>> Start

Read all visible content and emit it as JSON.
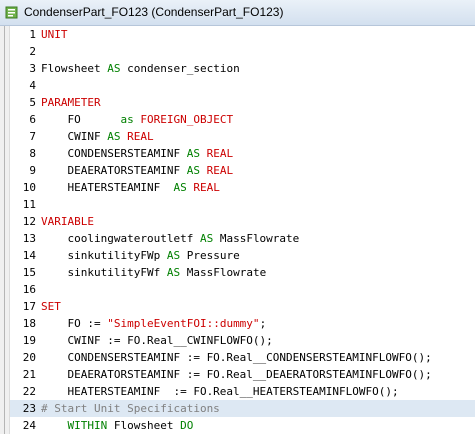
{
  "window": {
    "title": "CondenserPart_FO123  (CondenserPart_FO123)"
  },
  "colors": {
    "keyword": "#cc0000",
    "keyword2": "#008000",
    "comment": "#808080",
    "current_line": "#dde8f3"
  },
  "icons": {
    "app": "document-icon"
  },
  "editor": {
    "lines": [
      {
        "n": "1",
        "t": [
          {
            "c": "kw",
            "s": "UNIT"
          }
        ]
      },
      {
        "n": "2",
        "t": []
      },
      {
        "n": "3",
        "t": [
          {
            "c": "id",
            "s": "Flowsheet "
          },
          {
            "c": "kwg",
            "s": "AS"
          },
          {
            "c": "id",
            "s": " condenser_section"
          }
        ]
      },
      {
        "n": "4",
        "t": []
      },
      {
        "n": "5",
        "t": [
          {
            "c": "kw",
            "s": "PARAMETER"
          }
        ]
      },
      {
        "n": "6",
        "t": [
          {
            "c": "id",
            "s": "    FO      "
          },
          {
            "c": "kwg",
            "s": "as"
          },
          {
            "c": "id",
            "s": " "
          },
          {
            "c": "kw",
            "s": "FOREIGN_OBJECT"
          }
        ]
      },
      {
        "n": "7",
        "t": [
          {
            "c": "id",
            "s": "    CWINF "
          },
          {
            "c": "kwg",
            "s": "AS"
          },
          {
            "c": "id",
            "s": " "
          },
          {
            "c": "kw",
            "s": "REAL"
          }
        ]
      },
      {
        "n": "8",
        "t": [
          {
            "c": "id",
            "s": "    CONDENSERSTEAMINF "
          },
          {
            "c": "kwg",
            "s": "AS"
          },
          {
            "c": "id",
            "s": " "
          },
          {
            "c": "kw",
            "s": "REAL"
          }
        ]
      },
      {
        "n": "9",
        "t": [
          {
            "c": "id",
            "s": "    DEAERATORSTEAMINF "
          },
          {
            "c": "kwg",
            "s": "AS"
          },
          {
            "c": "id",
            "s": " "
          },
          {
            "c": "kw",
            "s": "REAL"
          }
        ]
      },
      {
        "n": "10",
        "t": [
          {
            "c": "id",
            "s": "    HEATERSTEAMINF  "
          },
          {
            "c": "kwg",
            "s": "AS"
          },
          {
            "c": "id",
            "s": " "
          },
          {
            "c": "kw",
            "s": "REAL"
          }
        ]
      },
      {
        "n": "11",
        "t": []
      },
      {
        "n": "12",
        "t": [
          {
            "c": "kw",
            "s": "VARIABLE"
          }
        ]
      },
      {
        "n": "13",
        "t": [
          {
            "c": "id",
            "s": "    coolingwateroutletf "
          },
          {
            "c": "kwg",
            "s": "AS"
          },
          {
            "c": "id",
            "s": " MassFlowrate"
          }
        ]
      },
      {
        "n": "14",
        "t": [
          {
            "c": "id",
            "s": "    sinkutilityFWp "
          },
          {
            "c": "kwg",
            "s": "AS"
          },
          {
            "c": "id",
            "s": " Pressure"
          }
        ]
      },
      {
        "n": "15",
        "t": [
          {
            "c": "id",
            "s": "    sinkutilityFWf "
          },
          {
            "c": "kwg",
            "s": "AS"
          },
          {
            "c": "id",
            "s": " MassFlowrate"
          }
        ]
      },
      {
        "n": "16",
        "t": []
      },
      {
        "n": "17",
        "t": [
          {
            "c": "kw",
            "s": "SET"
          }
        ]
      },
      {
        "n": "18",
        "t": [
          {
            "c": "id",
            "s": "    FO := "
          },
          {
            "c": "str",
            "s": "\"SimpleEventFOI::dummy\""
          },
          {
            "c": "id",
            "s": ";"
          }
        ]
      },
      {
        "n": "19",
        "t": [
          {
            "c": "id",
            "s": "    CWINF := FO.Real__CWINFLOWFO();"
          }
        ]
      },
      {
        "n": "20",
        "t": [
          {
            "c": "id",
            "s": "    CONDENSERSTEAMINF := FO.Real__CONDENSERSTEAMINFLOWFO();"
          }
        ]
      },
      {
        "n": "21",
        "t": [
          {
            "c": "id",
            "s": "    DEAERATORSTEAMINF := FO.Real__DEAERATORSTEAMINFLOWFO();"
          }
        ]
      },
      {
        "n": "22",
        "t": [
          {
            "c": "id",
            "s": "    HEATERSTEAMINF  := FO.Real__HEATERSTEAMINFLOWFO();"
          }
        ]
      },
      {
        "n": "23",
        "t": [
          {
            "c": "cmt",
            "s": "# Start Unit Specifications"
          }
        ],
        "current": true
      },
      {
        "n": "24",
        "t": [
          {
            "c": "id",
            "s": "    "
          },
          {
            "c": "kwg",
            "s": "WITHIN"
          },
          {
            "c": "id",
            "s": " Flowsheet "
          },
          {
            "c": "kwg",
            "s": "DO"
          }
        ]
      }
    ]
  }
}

>> End

Requirements:
Transcribe the records above verbatim. Do not carry over any picture.

Reply:
Read all visible content and emit it as JSON.
{
  "window": {
    "title": "CondenserPart_FO123  (CondenserPart_FO123)"
  },
  "colors": {
    "keyword": "#cc0000",
    "keyword2": "#008000",
    "comment": "#808080",
    "current_line": "#dde8f3"
  },
  "icons": {
    "app": "document-icon"
  },
  "editor": {
    "lines": [
      {
        "n": "1",
        "t": [
          {
            "c": "kw",
            "s": "UNIT"
          }
        ]
      },
      {
        "n": "2",
        "t": []
      },
      {
        "n": "3",
        "t": [
          {
            "c": "id",
            "s": "Flowsheet "
          },
          {
            "c": "kwg",
            "s": "AS"
          },
          {
            "c": "id",
            "s": " condenser_section"
          }
        ]
      },
      {
        "n": "4",
        "t": []
      },
      {
        "n": "5",
        "t": [
          {
            "c": "kw",
            "s": "PARAMETER"
          }
        ]
      },
      {
        "n": "6",
        "t": [
          {
            "c": "id",
            "s": "    FO      "
          },
          {
            "c": "kwg",
            "s": "as"
          },
          {
            "c": "id",
            "s": " "
          },
          {
            "c": "kw",
            "s": "FOREIGN_OBJECT"
          }
        ]
      },
      {
        "n": "7",
        "t": [
          {
            "c": "id",
            "s": "    CWINF "
          },
          {
            "c": "kwg",
            "s": "AS"
          },
          {
            "c": "id",
            "s": " "
          },
          {
            "c": "kw",
            "s": "REAL"
          }
        ]
      },
      {
        "n": "8",
        "t": [
          {
            "c": "id",
            "s": "    CONDENSERSTEAMINF "
          },
          {
            "c": "kwg",
            "s": "AS"
          },
          {
            "c": "id",
            "s": " "
          },
          {
            "c": "kw",
            "s": "REAL"
          }
        ]
      },
      {
        "n": "9",
        "t": [
          {
            "c": "id",
            "s": "    DEAERATORSTEAMINF "
          },
          {
            "c": "kwg",
            "s": "AS"
          },
          {
            "c": "id",
            "s": " "
          },
          {
            "c": "kw",
            "s": "REAL"
          }
        ]
      },
      {
        "n": "10",
        "t": [
          {
            "c": "id",
            "s": "    HEATERSTEAMINF  "
          },
          {
            "c": "kwg",
            "s": "AS"
          },
          {
            "c": "id",
            "s": " "
          },
          {
            "c": "kw",
            "s": "REAL"
          }
        ]
      },
      {
        "n": "11",
        "t": []
      },
      {
        "n": "12",
        "t": [
          {
            "c": "kw",
            "s": "VARIABLE"
          }
        ]
      },
      {
        "n": "13",
        "t": [
          {
            "c": "id",
            "s": "    coolingwateroutletf "
          },
          {
            "c": "kwg",
            "s": "AS"
          },
          {
            "c": "id",
            "s": " MassFlowrate"
          }
        ]
      },
      {
        "n": "14",
        "t": [
          {
            "c": "id",
            "s": "    sinkutilityFWp "
          },
          {
            "c": "kwg",
            "s": "AS"
          },
          {
            "c": "id",
            "s": " Pressure"
          }
        ]
      },
      {
        "n": "15",
        "t": [
          {
            "c": "id",
            "s": "    sinkutilityFWf "
          },
          {
            "c": "kwg",
            "s": "AS"
          },
          {
            "c": "id",
            "s": " MassFlowrate"
          }
        ]
      },
      {
        "n": "16",
        "t": []
      },
      {
        "n": "17",
        "t": [
          {
            "c": "kw",
            "s": "SET"
          }
        ]
      },
      {
        "n": "18",
        "t": [
          {
            "c": "id",
            "s": "    FO := "
          },
          {
            "c": "str",
            "s": "\"SimpleEventFOI::dummy\""
          },
          {
            "c": "id",
            "s": ";"
          }
        ]
      },
      {
        "n": "19",
        "t": [
          {
            "c": "id",
            "s": "    CWINF := FO.Real__CWINFLOWFO();"
          }
        ]
      },
      {
        "n": "20",
        "t": [
          {
            "c": "id",
            "s": "    CONDENSERSTEAMINF := FO.Real__CONDENSERSTEAMINFLOWFO();"
          }
        ]
      },
      {
        "n": "21",
        "t": [
          {
            "c": "id",
            "s": "    DEAERATORSTEAMINF := FO.Real__DEAERATORSTEAMINFLOWFO();"
          }
        ]
      },
      {
        "n": "22",
        "t": [
          {
            "c": "id",
            "s": "    HEATERSTEAMINF  := FO.Real__HEATERSTEAMINFLOWFO();"
          }
        ]
      },
      {
        "n": "23",
        "t": [
          {
            "c": "cmt",
            "s": "# Start Unit Specifications"
          }
        ],
        "current": true
      },
      {
        "n": "24",
        "t": [
          {
            "c": "id",
            "s": "    "
          },
          {
            "c": "kwg",
            "s": "WITHIN"
          },
          {
            "c": "id",
            "s": " Flowsheet "
          },
          {
            "c": "kwg",
            "s": "DO"
          }
        ]
      }
    ]
  }
}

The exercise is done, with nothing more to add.